GIVEN TASK: Can you find the lines of the listing that include "final" and copy every one?

DATA SHOWN:
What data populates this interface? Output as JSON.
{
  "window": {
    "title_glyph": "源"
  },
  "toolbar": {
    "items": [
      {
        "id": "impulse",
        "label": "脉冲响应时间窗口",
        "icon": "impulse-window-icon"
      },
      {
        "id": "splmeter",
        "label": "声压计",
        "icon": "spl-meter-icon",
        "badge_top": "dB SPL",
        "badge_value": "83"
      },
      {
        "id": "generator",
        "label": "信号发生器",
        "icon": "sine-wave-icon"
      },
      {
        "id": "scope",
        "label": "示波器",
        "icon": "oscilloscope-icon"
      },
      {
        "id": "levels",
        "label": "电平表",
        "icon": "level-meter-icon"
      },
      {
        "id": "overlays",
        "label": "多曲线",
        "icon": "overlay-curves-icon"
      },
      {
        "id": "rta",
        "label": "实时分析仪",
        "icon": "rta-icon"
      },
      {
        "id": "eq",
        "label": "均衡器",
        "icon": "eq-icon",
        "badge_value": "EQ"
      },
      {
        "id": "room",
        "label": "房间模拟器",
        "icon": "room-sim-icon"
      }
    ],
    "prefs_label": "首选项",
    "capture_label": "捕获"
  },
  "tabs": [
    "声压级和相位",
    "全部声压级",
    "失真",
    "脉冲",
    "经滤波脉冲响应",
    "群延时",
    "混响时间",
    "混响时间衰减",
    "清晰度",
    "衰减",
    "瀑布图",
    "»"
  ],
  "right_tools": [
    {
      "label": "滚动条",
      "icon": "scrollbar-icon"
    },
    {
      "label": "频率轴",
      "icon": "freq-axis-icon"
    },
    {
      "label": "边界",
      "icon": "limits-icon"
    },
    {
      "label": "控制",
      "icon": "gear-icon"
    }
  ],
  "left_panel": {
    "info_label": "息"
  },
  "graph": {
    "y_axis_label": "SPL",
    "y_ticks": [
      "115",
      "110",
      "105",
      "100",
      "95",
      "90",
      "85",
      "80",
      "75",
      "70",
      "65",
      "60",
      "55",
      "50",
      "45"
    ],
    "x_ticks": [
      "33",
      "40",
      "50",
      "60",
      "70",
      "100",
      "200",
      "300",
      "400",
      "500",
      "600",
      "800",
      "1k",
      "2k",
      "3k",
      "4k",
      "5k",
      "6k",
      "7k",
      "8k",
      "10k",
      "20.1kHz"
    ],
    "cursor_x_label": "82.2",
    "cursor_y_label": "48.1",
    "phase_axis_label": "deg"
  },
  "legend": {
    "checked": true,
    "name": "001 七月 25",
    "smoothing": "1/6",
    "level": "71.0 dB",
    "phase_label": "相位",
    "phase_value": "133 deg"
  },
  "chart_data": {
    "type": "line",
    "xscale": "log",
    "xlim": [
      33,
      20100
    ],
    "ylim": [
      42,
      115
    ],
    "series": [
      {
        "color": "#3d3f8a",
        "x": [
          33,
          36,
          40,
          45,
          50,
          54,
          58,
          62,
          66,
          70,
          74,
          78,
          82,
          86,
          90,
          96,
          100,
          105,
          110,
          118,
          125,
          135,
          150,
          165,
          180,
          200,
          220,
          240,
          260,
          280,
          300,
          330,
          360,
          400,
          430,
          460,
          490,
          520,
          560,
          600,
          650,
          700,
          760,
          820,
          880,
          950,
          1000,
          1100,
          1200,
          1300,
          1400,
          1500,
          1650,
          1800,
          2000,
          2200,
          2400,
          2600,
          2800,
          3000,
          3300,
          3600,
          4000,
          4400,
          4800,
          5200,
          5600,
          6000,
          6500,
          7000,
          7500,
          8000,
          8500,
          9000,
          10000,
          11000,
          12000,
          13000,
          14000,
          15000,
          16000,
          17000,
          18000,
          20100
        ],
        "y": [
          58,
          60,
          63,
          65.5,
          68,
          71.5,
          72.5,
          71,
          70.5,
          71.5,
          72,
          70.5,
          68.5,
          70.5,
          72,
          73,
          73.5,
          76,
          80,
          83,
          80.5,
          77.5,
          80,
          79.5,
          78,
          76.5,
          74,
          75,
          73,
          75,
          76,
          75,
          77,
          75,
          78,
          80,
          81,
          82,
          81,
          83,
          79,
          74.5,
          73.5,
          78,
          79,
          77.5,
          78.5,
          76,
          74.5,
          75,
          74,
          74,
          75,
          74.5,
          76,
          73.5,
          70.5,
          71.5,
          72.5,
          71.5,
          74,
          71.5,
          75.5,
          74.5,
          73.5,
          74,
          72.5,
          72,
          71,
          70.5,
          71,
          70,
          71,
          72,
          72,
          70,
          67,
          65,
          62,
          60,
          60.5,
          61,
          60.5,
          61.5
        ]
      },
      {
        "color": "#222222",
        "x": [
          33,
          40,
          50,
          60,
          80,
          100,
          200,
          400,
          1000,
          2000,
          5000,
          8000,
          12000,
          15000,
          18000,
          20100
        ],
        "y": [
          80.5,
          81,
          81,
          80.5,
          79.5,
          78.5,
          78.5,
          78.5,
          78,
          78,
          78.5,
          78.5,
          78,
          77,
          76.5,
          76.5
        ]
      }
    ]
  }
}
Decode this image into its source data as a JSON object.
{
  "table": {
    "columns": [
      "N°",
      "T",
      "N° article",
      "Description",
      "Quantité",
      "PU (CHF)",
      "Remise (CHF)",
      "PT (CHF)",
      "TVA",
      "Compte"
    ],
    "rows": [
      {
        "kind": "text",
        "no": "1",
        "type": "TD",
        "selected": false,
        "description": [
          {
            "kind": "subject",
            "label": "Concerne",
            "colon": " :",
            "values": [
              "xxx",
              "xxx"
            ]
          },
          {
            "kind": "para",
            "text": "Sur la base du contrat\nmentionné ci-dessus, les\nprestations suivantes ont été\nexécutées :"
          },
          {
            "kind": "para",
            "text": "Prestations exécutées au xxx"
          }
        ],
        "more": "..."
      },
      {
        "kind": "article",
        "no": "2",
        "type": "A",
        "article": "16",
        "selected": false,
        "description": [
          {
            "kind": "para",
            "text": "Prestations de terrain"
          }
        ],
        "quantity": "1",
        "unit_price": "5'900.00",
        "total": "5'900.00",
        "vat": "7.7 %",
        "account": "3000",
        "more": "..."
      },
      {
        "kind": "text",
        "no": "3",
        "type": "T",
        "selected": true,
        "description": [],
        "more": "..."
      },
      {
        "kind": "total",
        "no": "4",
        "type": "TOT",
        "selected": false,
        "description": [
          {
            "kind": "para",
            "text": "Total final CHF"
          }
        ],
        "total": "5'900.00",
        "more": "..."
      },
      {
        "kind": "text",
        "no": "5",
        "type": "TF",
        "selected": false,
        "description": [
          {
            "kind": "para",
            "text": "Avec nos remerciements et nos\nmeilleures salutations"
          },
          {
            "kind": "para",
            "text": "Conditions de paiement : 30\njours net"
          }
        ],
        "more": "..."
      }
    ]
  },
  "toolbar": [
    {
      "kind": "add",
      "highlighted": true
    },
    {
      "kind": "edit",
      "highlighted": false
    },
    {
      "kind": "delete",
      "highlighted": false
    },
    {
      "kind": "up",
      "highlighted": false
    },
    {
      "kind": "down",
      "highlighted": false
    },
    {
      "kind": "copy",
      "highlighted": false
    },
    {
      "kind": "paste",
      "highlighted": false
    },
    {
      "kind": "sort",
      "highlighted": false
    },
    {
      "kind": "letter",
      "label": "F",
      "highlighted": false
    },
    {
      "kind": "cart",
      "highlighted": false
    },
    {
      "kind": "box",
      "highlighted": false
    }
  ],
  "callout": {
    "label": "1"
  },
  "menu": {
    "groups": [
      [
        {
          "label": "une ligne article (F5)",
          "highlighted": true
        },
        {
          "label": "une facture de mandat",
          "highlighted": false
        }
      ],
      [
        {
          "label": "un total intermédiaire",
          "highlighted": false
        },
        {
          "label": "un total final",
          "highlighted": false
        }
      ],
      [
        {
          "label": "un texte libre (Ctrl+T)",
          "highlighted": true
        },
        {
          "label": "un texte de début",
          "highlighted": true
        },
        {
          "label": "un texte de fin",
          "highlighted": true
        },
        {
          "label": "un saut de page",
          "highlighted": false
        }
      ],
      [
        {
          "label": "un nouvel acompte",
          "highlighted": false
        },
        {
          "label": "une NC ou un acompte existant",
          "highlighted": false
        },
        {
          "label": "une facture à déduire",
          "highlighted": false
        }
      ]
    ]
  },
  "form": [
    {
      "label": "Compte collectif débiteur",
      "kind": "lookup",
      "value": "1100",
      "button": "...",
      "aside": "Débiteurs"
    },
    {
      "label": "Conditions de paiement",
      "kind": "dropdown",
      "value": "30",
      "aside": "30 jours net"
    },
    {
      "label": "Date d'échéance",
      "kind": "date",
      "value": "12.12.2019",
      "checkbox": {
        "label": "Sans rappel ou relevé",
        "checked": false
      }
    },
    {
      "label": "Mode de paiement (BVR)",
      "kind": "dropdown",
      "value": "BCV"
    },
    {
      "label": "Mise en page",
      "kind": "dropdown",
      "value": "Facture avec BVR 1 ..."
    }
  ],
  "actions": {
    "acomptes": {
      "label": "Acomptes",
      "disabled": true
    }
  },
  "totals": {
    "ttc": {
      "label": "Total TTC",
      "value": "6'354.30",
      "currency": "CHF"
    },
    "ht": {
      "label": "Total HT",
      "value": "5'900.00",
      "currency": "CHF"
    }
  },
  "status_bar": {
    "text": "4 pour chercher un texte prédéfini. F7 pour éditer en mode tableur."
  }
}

REPLY:
            "text": "Total final CHF"
          "label": "un total final",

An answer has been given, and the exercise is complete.